### What the exercise asks
Copy the items word for word, beginning with the first line and continuing through the line that contains "brand-url[interactable]: www.sectorial.co: [511, 598, 689, 622]".

Saved entries:
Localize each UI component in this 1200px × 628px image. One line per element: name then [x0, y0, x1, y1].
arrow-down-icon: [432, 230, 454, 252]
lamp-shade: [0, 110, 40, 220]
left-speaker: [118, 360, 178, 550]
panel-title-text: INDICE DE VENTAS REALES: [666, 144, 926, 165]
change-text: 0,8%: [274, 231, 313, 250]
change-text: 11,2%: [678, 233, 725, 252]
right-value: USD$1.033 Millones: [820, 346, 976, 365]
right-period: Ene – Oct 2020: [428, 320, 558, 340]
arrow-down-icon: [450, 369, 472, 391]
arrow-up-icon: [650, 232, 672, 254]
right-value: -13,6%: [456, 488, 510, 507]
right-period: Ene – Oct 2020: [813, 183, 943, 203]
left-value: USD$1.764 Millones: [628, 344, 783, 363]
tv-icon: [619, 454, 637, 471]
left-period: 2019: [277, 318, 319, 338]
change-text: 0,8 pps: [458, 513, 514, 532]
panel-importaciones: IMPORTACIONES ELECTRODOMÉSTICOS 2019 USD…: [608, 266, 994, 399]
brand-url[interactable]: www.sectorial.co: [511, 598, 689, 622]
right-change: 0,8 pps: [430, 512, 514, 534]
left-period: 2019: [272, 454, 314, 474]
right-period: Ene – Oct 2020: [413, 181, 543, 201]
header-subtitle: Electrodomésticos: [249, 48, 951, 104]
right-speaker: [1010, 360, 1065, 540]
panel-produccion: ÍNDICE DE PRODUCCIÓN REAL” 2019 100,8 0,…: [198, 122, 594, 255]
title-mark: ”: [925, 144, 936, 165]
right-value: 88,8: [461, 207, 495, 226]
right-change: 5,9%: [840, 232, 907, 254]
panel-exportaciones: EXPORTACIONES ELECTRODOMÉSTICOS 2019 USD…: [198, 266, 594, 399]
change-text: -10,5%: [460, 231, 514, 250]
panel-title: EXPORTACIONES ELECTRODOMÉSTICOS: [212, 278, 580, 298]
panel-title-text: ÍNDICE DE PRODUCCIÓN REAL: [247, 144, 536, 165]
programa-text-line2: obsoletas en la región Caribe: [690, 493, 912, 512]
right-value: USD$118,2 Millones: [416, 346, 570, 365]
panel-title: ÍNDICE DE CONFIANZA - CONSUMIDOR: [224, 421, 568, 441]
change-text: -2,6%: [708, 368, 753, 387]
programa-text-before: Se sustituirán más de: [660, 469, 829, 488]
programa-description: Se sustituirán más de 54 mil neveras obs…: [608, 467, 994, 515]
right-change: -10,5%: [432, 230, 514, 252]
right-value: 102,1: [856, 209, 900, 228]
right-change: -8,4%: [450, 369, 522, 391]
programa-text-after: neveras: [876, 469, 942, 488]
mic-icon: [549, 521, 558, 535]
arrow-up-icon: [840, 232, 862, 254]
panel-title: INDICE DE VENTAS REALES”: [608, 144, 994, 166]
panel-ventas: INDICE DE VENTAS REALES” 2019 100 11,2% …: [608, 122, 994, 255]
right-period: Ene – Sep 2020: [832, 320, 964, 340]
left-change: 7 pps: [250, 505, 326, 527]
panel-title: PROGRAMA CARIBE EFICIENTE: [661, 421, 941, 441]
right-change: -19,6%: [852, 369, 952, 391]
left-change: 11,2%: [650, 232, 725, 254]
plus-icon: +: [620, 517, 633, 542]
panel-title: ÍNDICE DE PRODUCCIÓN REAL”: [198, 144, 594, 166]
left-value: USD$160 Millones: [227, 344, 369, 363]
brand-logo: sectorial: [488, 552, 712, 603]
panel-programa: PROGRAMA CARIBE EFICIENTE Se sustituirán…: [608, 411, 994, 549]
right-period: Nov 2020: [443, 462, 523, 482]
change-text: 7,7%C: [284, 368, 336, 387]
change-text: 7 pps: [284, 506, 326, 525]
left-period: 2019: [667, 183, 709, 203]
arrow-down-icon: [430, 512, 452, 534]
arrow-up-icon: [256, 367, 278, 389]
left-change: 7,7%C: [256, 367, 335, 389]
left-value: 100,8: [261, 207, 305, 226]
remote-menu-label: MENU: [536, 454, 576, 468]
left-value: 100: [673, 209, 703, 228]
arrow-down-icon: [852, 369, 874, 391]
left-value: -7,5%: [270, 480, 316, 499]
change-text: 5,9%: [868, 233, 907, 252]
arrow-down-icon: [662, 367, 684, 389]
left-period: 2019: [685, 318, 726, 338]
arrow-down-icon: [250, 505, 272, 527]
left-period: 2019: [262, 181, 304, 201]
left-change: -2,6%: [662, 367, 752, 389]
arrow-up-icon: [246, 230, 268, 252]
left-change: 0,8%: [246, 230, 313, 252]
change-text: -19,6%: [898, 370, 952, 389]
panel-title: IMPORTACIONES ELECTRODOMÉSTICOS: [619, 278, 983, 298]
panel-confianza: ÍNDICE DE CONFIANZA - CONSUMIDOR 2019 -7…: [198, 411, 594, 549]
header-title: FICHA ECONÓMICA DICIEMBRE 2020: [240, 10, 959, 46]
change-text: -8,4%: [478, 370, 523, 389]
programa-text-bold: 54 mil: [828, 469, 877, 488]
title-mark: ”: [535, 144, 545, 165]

### Result of the task
Localize each UI component in this 1200px × 628px image. One line per element: name then [x0, y0, x1, y1].
arrow-down-icon: [432, 230, 454, 252]
lamp-shade: [0, 110, 40, 220]
left-speaker: [118, 360, 178, 550]
panel-title-text: INDICE DE VENTAS REALES: [666, 144, 926, 165]
change-text: 0,8%: [274, 231, 313, 250]
change-text: 11,2%: [678, 233, 725, 252]
right-value: USD$1.033 Millones: [820, 346, 976, 365]
right-period: Ene – Oct 2020: [428, 320, 558, 340]
arrow-down-icon: [450, 369, 472, 391]
arrow-up-icon: [650, 232, 672, 254]
right-value: -13,6%: [456, 488, 510, 507]
right-period: Ene – Oct 2020: [813, 183, 943, 203]
left-value: USD$1.764 Millones: [628, 344, 783, 363]
tv-icon: [619, 454, 637, 471]
left-period: 2019: [277, 318, 319, 338]
change-text: 0,8 pps: [458, 513, 514, 532]
panel-importaciones: IMPORTACIONES ELECTRODOMÉSTICOS 2019 USD…: [608, 266, 994, 399]
brand-url[interactable]: www.sectorial.co: [511, 598, 689, 622]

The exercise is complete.